SOURCE DOCUMENT:
========
COMET • Vol. 9, No. 32 – 20 December 2008

COMET will resume publication in mid-January when Fresno State’s Spring Semester begins. Best wishes for a happy and healthy winter break, and a fulfilling and fruitful new year!


(1) Mathematics Specialist Credential Addressed at Last Week’s CCTC Meeting

Source: California Commission on Teacher Credentialing (CCTC)
URL (Audio):

At the December 11 meeting of the California Commission on Teacher Credentialing (CCTC), Teri Clark introduced an agenda item entitled, “The Mathematics Specialist Credential: Discussion of Current Authorization, Adopted Standards, and Possible Future Uses of this Authorization” (see

An audio recording of this discussion is available at recording includes Teri’s statements, as well as comments and perspectives offered by Commissioners and members of the public. The statement by Mike Lutz, President of CAMTE and CMC-S follows below:

“Commission Chair Pearson and Distinguished Members of the Commission:

“I am Michael Lutz, an associate professor in the Mathematics Department at CSU Bakersfield. I am here today as President of the California Association of Mathematics Teacher Educators (CAMTE). CAMTE organized four years ago as an affiliate of the national organization, AMTE, and represents California mathematics teacher educators PK-16. We believe that CAMTE and the CCTC share many goals, with CAMTE’s goals being specifically related to mathematics. ‘CAMTE’s mission is to promote the improvement of mathematics teacher education in all its aspects in the State of California.’ Our membership includes university faculty (both four-year and two-year) in mathematics teacher preparation programs in mathematics departments and colleges of education and individuals involved in teacher professional learning at every level, including mathematics experts in county offices. Accordingly, we are very interested in Agenda Item 3G and are anxious to assist in any ways that we can such as providing relevant information, providing feedback as ideas are developed, making recommendations of people to serve on the Mathematics Specialist Credential Advisory Panel, and ultimately helping to implement the policy that is created. We believe that Appendices A and B of the Professional Services Committee’s 3G document describe a thoughtful first-step in this important process and that adding the expertise of our members to the process can help develop a plan that will move us toward the ultimate goal of having a larger and more competent population of mathematics teachers that leads to the mathematical success for all California students.

“I am also President of the Central Section of the California Mathematics Council (CMC). Accordingly, I am a member of CMC’s State Executive Board. CAMTE and CMC are both working to strengthen communication among professional organizations and government agencies in our quest ‘that all students become mathematically competent and confident through rigorous and challenging mathematical programs supported by high expectations.’ We see Agenda Item 3G as an important initiative and wish to maximize its effectiveness. Our membership provides the intense focus on mathematics education that is needed and the vast diversity of views that helps guarantee that every important issue is considered.”
========
Stored data entries
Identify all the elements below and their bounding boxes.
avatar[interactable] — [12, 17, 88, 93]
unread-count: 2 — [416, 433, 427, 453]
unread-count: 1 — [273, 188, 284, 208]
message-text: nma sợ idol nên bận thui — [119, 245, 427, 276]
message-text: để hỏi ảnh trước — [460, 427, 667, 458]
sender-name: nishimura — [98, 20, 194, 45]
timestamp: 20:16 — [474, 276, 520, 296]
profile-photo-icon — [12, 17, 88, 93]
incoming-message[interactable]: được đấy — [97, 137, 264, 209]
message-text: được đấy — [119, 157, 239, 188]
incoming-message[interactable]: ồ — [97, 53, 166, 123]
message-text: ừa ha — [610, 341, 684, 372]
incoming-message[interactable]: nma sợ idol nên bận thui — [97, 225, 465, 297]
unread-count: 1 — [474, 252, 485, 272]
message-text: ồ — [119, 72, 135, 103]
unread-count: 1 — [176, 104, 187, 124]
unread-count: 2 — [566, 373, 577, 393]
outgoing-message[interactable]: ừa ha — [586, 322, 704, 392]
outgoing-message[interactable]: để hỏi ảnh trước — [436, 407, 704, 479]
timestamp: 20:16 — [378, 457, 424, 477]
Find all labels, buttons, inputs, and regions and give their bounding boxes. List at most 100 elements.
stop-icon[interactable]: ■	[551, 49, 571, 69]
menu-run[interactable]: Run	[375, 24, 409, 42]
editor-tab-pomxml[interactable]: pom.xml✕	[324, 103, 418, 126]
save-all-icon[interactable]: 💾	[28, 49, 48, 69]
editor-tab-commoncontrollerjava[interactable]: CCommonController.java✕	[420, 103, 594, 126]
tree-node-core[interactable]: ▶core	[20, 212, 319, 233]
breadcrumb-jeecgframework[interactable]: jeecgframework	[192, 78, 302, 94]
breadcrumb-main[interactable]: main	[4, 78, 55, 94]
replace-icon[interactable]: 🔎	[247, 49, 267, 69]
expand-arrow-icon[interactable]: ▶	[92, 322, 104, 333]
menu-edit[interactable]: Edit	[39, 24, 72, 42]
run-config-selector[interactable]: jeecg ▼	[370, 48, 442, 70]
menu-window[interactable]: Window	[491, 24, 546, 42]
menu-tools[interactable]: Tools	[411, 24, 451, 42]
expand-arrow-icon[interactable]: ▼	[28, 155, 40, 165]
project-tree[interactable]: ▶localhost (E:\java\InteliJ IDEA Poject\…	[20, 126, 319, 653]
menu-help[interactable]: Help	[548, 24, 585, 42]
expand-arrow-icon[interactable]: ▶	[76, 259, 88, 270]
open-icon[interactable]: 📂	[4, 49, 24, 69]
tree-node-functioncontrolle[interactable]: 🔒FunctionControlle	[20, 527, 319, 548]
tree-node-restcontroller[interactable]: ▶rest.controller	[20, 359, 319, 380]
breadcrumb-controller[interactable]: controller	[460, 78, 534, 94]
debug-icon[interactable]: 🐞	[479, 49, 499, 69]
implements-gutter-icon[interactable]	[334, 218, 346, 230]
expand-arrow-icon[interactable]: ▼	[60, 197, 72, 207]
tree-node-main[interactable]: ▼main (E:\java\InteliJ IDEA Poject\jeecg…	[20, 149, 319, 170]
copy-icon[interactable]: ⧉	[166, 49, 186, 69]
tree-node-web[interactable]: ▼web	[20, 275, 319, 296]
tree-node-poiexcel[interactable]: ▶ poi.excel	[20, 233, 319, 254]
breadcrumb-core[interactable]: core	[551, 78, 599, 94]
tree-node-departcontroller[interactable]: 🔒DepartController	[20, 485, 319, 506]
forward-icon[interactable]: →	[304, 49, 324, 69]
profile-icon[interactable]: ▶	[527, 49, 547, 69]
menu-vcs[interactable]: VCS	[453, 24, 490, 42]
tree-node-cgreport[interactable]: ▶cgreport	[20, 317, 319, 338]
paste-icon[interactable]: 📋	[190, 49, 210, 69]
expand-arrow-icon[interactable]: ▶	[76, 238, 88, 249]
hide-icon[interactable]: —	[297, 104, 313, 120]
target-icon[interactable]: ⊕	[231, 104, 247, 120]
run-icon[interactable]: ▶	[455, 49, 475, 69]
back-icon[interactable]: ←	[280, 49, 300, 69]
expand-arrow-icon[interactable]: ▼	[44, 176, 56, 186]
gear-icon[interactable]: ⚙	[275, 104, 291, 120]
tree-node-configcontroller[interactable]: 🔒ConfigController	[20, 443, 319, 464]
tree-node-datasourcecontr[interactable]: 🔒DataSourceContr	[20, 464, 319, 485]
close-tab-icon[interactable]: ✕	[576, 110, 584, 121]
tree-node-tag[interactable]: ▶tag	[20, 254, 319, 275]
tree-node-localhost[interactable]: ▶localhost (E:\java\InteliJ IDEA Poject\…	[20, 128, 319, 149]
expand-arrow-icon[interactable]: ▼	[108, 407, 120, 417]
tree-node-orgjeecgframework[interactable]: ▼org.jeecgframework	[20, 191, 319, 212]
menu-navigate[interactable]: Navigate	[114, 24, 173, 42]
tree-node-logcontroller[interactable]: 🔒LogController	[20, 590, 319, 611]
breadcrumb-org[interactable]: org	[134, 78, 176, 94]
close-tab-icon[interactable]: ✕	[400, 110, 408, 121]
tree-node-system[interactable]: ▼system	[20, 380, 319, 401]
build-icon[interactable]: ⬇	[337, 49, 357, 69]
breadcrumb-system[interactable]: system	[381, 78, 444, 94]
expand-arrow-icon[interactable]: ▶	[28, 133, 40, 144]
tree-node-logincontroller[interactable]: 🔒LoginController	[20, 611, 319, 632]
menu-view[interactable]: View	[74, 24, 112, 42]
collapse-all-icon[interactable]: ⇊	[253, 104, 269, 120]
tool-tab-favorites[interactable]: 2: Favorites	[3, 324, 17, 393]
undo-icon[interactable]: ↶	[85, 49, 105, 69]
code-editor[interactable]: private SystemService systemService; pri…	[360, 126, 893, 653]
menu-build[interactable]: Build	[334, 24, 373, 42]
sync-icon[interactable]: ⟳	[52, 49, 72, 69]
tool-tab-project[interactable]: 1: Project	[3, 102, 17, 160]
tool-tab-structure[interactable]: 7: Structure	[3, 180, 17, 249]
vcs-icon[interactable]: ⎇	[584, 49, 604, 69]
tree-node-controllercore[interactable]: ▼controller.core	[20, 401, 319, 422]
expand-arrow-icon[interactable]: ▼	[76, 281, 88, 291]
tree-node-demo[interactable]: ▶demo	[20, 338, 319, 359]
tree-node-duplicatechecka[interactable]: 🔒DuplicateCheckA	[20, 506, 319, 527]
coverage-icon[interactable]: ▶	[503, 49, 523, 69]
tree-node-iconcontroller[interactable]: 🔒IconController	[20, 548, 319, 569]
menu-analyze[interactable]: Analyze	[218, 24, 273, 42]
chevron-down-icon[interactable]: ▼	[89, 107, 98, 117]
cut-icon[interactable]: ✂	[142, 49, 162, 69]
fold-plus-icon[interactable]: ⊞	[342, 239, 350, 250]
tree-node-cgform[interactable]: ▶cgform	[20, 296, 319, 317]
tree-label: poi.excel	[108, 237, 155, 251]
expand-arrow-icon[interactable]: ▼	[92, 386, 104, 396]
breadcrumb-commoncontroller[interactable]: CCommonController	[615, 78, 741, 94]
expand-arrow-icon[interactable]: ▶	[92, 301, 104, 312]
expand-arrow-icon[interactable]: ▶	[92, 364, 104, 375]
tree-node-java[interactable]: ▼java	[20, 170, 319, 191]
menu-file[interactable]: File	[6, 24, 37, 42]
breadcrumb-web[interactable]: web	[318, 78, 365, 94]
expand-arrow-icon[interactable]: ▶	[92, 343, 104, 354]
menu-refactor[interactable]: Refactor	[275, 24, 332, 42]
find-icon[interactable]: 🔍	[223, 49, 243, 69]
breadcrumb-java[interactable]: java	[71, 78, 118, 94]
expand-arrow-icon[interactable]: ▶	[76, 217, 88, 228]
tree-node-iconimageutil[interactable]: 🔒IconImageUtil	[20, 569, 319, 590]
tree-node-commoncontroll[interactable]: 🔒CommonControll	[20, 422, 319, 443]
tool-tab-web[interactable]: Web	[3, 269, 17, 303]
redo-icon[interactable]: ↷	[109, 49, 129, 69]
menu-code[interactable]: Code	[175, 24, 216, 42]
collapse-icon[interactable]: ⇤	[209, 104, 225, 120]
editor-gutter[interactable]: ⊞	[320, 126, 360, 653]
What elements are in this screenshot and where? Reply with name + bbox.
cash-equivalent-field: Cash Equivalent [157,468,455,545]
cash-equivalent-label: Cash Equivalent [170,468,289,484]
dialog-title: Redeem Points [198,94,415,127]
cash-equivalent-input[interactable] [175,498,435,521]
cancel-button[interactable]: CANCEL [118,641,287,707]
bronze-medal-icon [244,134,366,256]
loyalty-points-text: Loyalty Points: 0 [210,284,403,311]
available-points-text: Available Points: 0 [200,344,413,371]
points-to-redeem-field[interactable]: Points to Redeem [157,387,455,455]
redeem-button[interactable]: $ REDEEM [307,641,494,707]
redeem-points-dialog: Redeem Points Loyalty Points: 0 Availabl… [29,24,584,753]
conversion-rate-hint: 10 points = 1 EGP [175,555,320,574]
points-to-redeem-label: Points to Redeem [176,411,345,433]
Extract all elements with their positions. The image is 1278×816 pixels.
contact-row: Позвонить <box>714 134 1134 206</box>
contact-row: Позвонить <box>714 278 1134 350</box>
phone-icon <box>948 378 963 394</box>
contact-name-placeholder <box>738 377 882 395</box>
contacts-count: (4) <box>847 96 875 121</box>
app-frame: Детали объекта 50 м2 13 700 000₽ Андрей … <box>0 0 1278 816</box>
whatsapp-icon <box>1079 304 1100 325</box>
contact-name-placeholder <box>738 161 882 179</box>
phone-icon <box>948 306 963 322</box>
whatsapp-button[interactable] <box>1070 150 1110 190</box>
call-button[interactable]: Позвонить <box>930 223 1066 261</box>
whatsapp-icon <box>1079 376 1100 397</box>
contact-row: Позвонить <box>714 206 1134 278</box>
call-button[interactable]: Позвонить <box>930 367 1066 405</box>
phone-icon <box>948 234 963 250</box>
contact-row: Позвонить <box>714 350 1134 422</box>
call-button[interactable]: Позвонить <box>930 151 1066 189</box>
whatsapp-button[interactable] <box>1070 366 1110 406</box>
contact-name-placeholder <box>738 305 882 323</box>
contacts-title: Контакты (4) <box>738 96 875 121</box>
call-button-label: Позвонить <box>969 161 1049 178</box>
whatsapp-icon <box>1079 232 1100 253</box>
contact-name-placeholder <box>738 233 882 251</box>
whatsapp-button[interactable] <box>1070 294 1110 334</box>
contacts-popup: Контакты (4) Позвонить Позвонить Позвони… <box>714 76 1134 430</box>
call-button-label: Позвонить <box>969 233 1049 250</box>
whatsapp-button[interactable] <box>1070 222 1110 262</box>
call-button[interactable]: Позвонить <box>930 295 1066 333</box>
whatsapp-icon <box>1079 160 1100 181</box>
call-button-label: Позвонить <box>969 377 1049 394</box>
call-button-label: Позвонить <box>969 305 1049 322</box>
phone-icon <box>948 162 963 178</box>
========
STATED PROBLEM 1: According to the newsletter, why is CAMTE very interested in Agenda Item 3G? Answer in one to three sentences.
STATED PROBLEM 2:
Answer these questions using the newsletter:
(a) On what date did the CCTC meeting take place?
(b) How long ago did CAMTE organize?
(c) Of which section of the California Mathematics Council is Michael Lutz President?
STATED PROBLEM 3: Rewrite the stretch of the newsletter from "COMET • Vol." through "Source: California Commission on Teacher Credentialing (CCTC)", putting "holiday break" in place of "winter break".
This listing was drawn from a different source.

RESULT 1: CAMTE's membership includes university faculty, both four-year and two-year, in mathematics teacher preparation programs in mathematics departments and colleges of education. It also includes individuals involved in teacher professional learning at every level, including mathematics experts in county offices.

RESULT 2:
(a) December 11
(b) Four years ago
(c) The Central Section

RESULT 3:
COMET • Vol. 9, No. 32 – 20 December 2008

COMET will resume publication in mid-January when Fresno State’s Spring Semester begins. Best wishes for a happy and healthy holiday break, and a fulfilling and fruitful new year!


(1) Mathematics Specialist Credential Addressed at Last Week’s CCTC Meeting

Source: California Commission on Teacher Credentialing (CCTC)